Your objective
Copy out the records word for word, from the first line through the line that holds "grade-header: F <box>4 1455 276 1510</box>", with both ends included.

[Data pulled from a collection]
>> START

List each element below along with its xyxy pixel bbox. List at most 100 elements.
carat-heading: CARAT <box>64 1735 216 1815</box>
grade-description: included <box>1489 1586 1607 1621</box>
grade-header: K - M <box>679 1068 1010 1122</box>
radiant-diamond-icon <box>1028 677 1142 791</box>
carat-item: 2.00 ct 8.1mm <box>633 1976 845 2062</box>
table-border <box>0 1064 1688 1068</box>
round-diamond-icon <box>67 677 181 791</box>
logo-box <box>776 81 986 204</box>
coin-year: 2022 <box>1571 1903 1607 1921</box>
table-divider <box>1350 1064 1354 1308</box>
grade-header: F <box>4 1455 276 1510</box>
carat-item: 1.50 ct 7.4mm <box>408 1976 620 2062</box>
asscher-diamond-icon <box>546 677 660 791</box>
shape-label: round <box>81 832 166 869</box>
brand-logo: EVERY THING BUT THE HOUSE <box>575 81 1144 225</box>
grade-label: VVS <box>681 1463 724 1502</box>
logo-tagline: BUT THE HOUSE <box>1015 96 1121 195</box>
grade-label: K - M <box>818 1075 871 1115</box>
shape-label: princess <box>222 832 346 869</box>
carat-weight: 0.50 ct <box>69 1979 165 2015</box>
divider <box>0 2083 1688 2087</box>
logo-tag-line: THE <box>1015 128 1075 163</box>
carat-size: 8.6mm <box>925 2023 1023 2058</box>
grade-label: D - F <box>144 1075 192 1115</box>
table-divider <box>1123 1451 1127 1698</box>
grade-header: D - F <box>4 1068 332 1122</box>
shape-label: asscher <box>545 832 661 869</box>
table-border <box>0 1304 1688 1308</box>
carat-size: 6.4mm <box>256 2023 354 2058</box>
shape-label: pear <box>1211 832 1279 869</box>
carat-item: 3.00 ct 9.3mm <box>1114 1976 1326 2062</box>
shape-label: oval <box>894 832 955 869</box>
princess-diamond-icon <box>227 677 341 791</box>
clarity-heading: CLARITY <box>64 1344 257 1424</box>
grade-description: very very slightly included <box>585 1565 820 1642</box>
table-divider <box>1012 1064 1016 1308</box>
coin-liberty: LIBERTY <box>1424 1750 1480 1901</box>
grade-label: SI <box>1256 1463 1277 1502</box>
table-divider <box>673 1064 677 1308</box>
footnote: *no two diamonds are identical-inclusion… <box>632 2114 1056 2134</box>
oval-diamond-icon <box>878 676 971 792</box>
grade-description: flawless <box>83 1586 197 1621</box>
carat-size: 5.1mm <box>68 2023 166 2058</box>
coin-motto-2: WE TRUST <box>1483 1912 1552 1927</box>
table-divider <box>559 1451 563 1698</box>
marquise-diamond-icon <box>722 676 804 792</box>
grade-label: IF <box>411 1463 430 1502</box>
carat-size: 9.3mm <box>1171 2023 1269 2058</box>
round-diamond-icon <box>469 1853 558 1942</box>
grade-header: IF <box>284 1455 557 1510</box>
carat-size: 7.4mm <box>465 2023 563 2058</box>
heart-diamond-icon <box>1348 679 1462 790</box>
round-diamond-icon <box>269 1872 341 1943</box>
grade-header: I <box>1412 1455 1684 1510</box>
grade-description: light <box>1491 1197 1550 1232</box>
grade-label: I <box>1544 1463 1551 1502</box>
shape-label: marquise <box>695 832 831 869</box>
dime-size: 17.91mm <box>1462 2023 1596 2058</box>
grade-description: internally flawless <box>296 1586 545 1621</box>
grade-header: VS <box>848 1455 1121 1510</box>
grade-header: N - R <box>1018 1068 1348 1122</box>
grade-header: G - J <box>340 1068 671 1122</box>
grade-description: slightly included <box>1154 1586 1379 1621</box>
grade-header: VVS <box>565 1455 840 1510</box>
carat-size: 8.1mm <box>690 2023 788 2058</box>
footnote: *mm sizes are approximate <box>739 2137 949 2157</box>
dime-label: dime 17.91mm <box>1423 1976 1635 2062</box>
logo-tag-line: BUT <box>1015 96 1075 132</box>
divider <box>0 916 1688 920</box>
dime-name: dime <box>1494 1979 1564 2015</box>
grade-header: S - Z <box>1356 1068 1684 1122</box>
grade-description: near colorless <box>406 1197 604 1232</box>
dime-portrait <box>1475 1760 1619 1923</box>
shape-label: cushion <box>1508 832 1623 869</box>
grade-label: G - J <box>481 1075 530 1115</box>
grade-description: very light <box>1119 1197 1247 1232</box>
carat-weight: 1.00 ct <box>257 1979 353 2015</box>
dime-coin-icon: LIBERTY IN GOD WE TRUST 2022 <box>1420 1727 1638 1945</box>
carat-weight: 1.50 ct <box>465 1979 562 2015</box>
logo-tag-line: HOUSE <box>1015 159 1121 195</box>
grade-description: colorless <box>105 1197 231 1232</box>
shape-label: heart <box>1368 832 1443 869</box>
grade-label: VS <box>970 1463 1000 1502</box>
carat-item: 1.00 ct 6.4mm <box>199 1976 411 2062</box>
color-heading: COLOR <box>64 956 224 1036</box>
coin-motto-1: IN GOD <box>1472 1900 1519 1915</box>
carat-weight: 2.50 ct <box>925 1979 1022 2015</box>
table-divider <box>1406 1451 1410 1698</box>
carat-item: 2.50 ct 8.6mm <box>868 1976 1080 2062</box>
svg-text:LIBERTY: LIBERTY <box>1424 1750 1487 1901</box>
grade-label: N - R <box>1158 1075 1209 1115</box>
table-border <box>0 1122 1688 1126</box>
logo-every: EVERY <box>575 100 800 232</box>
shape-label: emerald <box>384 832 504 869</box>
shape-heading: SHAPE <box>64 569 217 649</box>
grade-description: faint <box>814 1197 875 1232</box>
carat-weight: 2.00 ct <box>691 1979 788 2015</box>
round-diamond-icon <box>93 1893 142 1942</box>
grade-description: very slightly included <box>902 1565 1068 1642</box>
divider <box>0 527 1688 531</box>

>> END

In response
List each element below along with its xyxy pixel bbox. List at most 100 elements.
carat-heading: CARAT <box>64 1735 216 1815</box>
grade-description: included <box>1489 1586 1607 1621</box>
grade-header: K - M <box>679 1068 1010 1122</box>
radiant-diamond-icon <box>1028 677 1142 791</box>
carat-item: 2.00 ct 8.1mm <box>633 1976 845 2062</box>
table-border <box>0 1064 1688 1068</box>
round-diamond-icon <box>67 677 181 791</box>
logo-box <box>776 81 986 204</box>
coin-year: 2022 <box>1571 1903 1607 1921</box>
table-divider <box>1350 1064 1354 1308</box>
grade-header: F <box>4 1455 276 1510</box>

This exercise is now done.